(Data entries)
>> Start

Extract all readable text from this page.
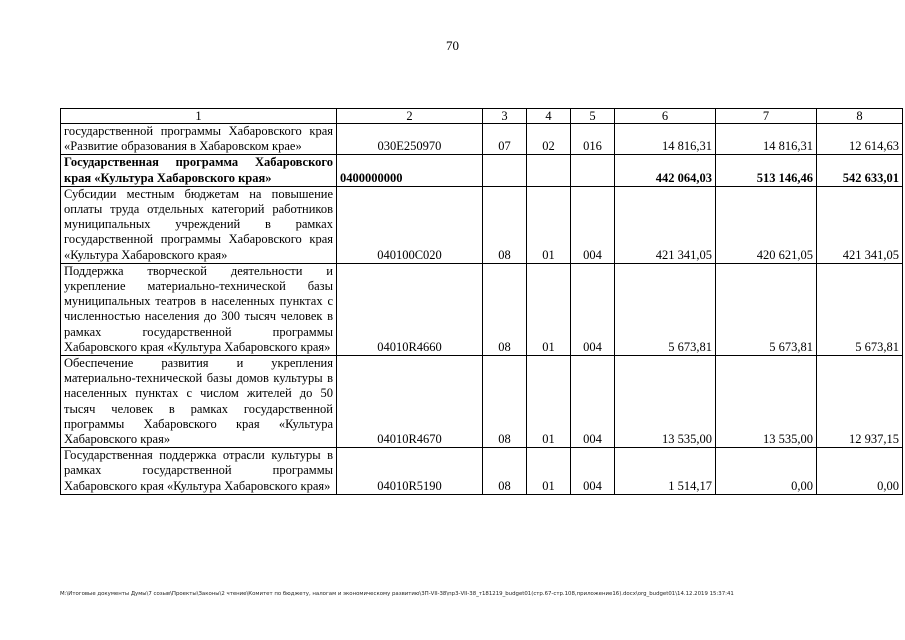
70
1	2	3	4	5	6	7	8
государственной программы Хабаровского края «Развитие образования в Хабаровском крае»	030E250970	07	02	016	14 816,31	14 816,31	12 614,63
Государственная программа Хабаровского края «Культура Хабаровского края»	0400000000				442 064,03	513 146,46	542 633,01
Субсидии местным бюджетам на повышение оплаты труда отдельных категорий работников муниципальных учреждений в рамках государственной программы Хабаровского края «Культура Хабаровского края»	040100C020	08	01	004	421 341,05	420 621,05	421 341,05
Поддержка творческой деятельности и укрепление материально-технической базы муниципальных театров в населенных пунктах с численностью населения до 300 тысяч человек в рамках государственной программы Хабаровского края «Культура Хабаровского края»	04010R4660	08	01	004	5 673,81	5 673,81	5 673,81
Обеспечение развития и укрепления материально-технической базы домов культуры в населенных пунктах с числом жителей до 50 тысяч человек в рамках государственной программы Хабаровского края «Культура Хабаровского края»	04010R4670	08	01	004	13 535,00	13 535,00	12 937,15
Государственная поддержка отрасли культуры в рамках государственной программы Хабаровского края «Культура Хабаровского края»	04010R5190	08	01	004	1 514,17	0,00	0,00
M:\Итоговые документы Думы\7 созыв\Проекты\Законы\2 чтение\Комитет по бюджету, налогам и экономическому развитию\3П-VII-38\пр3-VII-38_т181219_budget01(стр.67-стр.108,приложение16).docx\org_budget01\14.12.2019 15:37:41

>> End

*What you have to do*: Write out each line of the data exactly; the images should be left out.

*Response to the exercise*:
Extract all readable text from this page.
70
1	2	3	4	5	6	7	8
государственной программы Хабаровского края «Развитие образования в Хабаровском крае»	030E250970	07	02	016	14 816,31	14 816,31	12 614,63
Государственная программа Хабаровского края «Культура Хабаровского края»	0400000000				442 064,03	513 146,46	542 633,01
Субсидии местным бюджетам на повышение оплаты труда отдельных категорий работников муниципальных учреждений в рамках государственной программы Хабаровского края «Культура Хабаровского края»	040100C020	08	01	004	421 341,05	420 621,05	421 341,05
Поддержка творческой деятельности и укрепление материально-технической базы муниципальных театров в населенных пунктах с численностью населения до 300 тысяч человек в рамках государственной программы Хабаровского края «Культура Хабаровского края»	04010R4660	08	01	004	5 673,81	5 673,81	5 673,81
Обеспечение развития и укрепления материально-технической базы домов культуры в населенных пунктах с числом жителей до 50 тысяч человек в рамках государственной программы Хабаровского края «Культура Хабаровского края»	04010R4670	08	01	004	13 535,00	13 535,00	12 937,15
Государственная поддержка отрасли культуры в рамках государственной программы Хабаровского края «Культура Хабаровского края»	04010R5190	08	01	004	1 514,17	0,00	0,00
M:\Итоговые документы Думы\7 созыв\Проекты\Законы\2 чтение\Комитет по бюджету, налогам и экономическому развитию\3П-VII-38\пр3-VII-38_т181219_budget01(стр.67-стр.108,приложение16).docx\org_budget01\14.12.2019 15:37:41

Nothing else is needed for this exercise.